• **Task statement**
Set out each line from the following listing that includes the word "felul".

• **Data records**
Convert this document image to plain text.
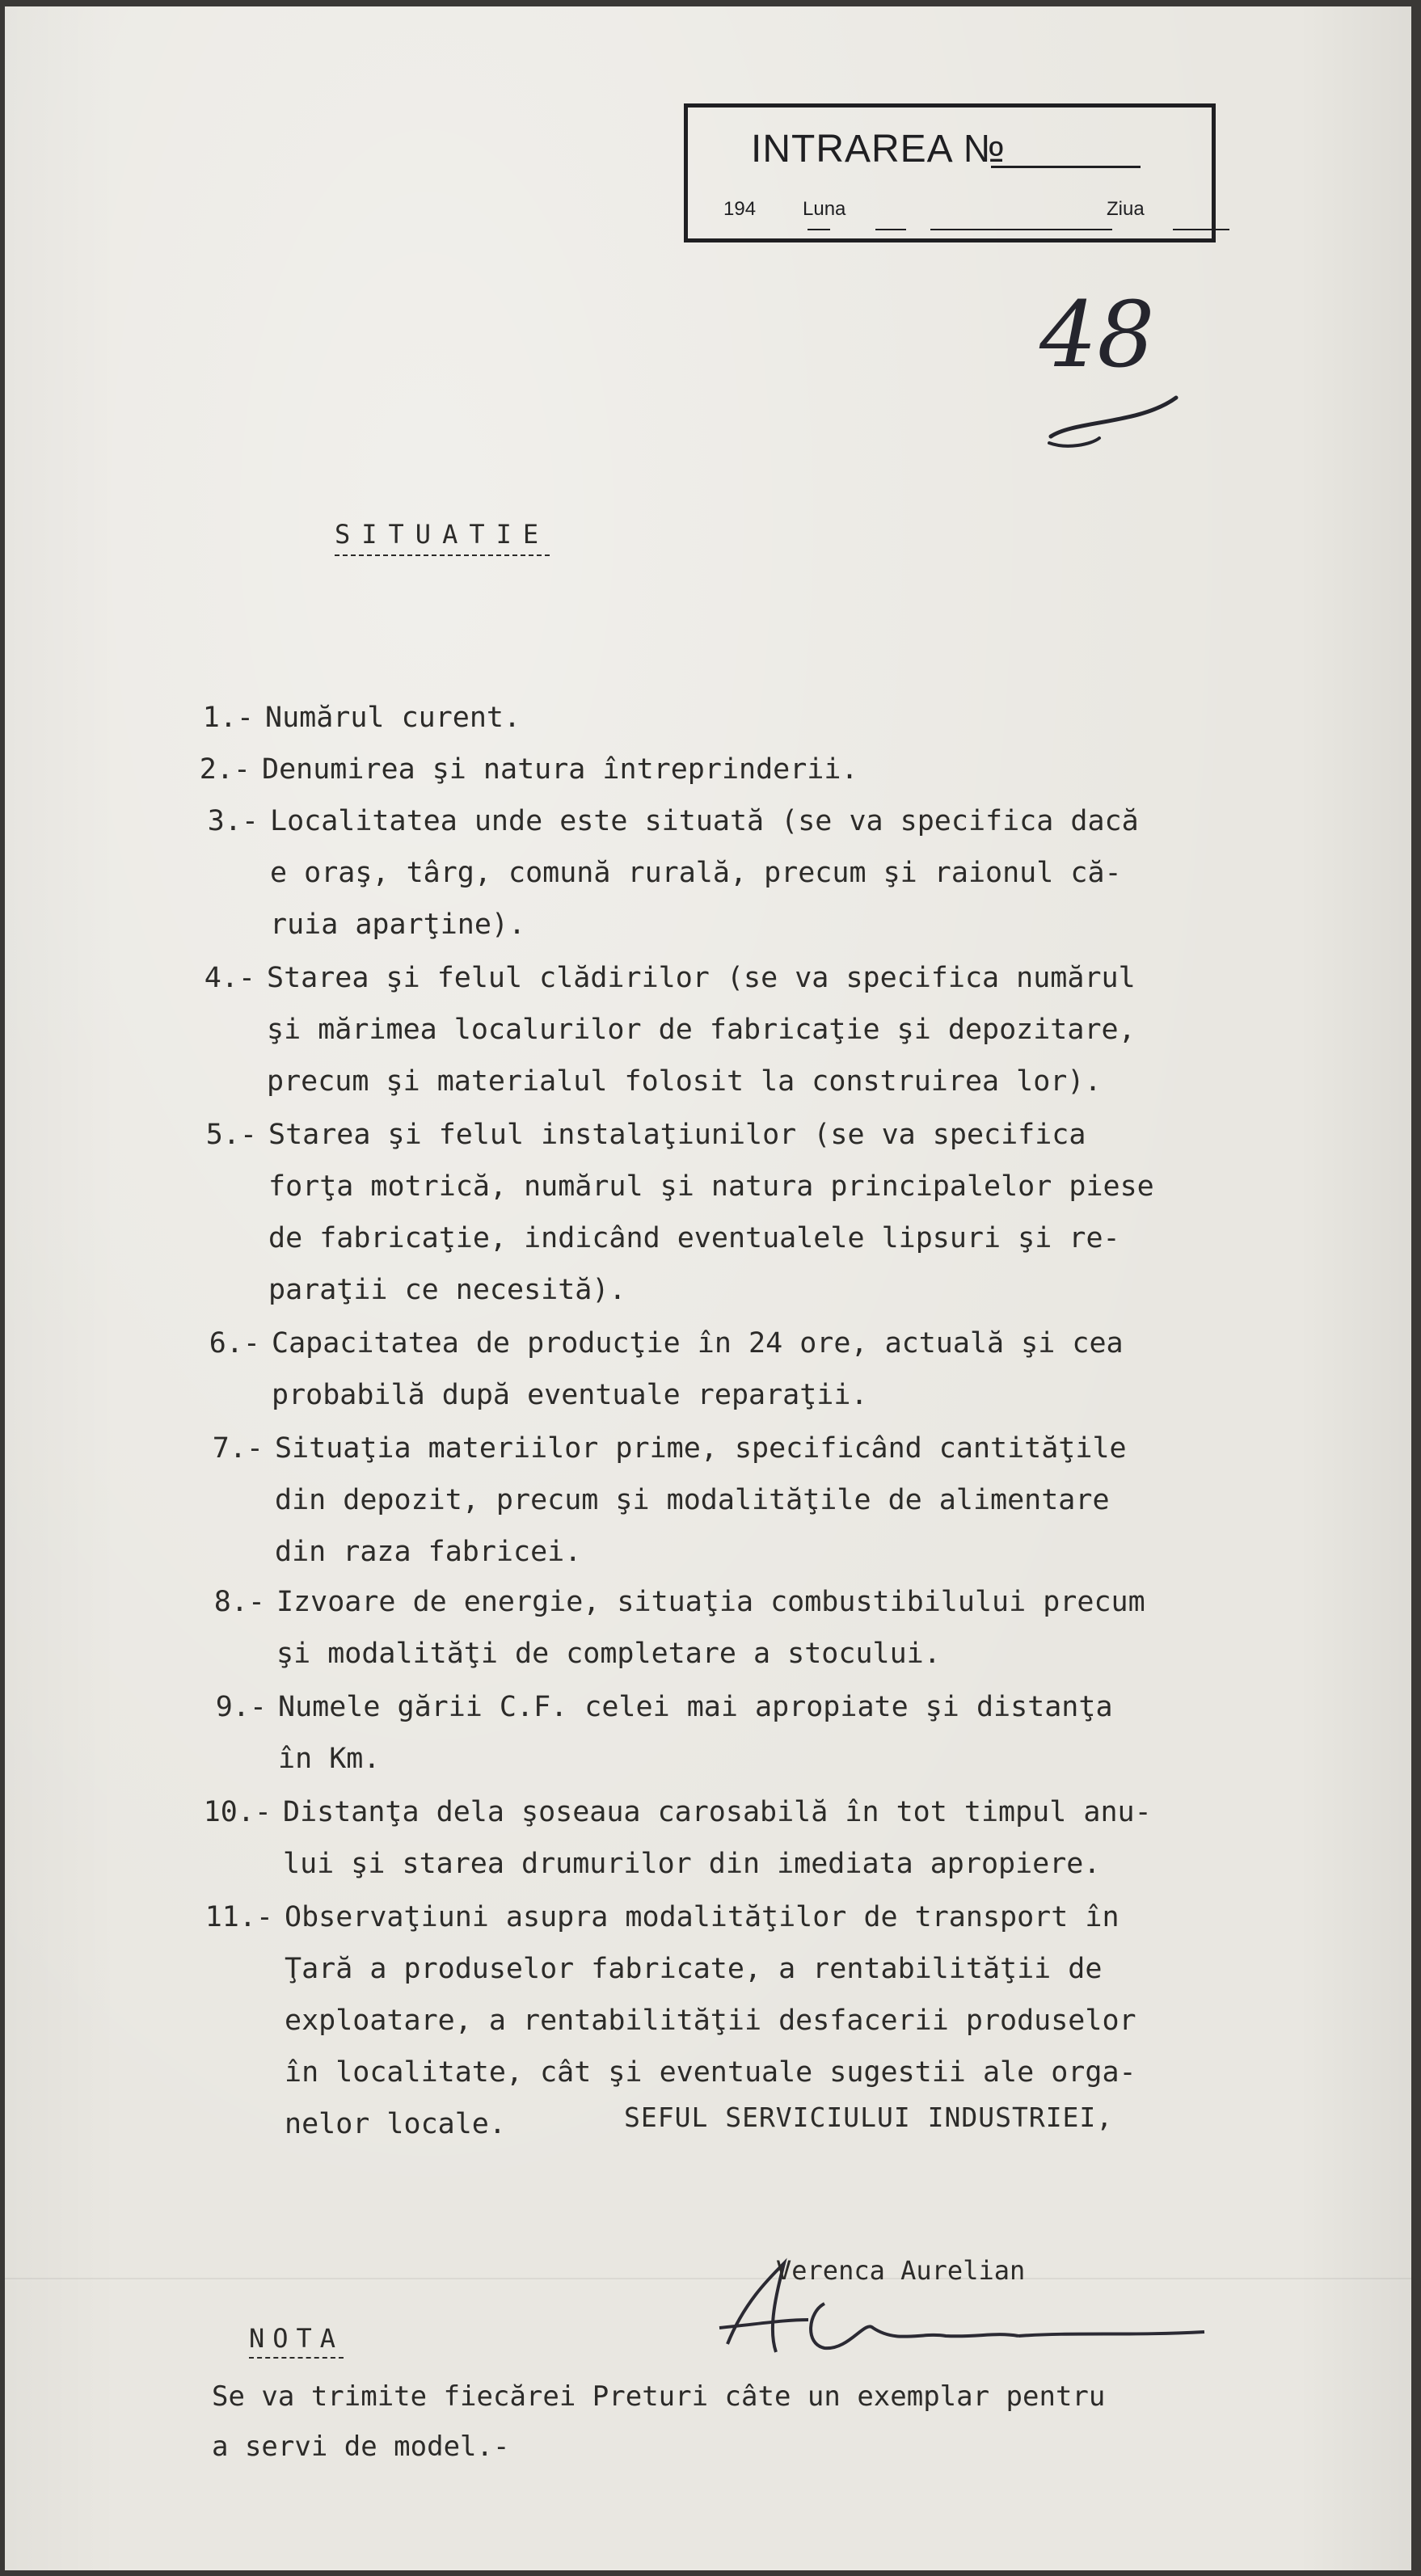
INTRAREA №
194 Luna	Ziua
48
SITUATIE
1.- Numărul curent.
2.- Denumirea şi natura întreprinderii.
3.- Localitatea unde este situată (se va specifica dacă
e oraş, târg, comună rurală, precum şi raionul că-
ruia aparţine).
4.- Starea şi felul clădirilor (se va specifica numărul
şi mărimea localurilor de fabricaţie şi depozitare,
precum şi materialul folosit la construirea lor).
5.- Starea şi felul instalaţiunilor (se va specifica
forţa motrică, numărul şi natura principalelor piese
de fabricaţie, indicând eventualele lipsuri şi re-
paraţii ce necesită).
6.- Capacitatea de producţie în 24 ore, actuală şi cea
probabilă după eventuale reparaţii.
7.- Situaţia materiilor prime, specificând cantităţile
din depozit, precum şi modalităţile de alimentare
din raza fabricei.
8.- Izvoare de energie, situaţia combustibilului precum
şi modalităţi de completare a stocului.
9.- Numele gării C.F. celei mai apropiate şi distanţa
în Km.
10.- Distanţa dela şoseaua carosabilă în tot timpul anu-
lui şi starea drumurilor din imediata apropiere.
11.- Observaţiuni asupra modalităţilor de transport în
Ţară a produselor fabricate, a rentabilităţii de
exploatare, a rentabilităţii desfacerii produselor
în localitate, cât şi eventuale sugestii ale orga-
nelor locale.	SEFUL SERVICIULUI INDUSTRIEI,
Verenca Aurelian
NOTA
Se va trimite fiecărei Preturi câte un exemplar pentru
a servi de model.-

• **Task answer**
4.- Starea şi felul clădirilor (se va specifica numărul
5.- Starea şi felul instalaţiunilor (se va specifica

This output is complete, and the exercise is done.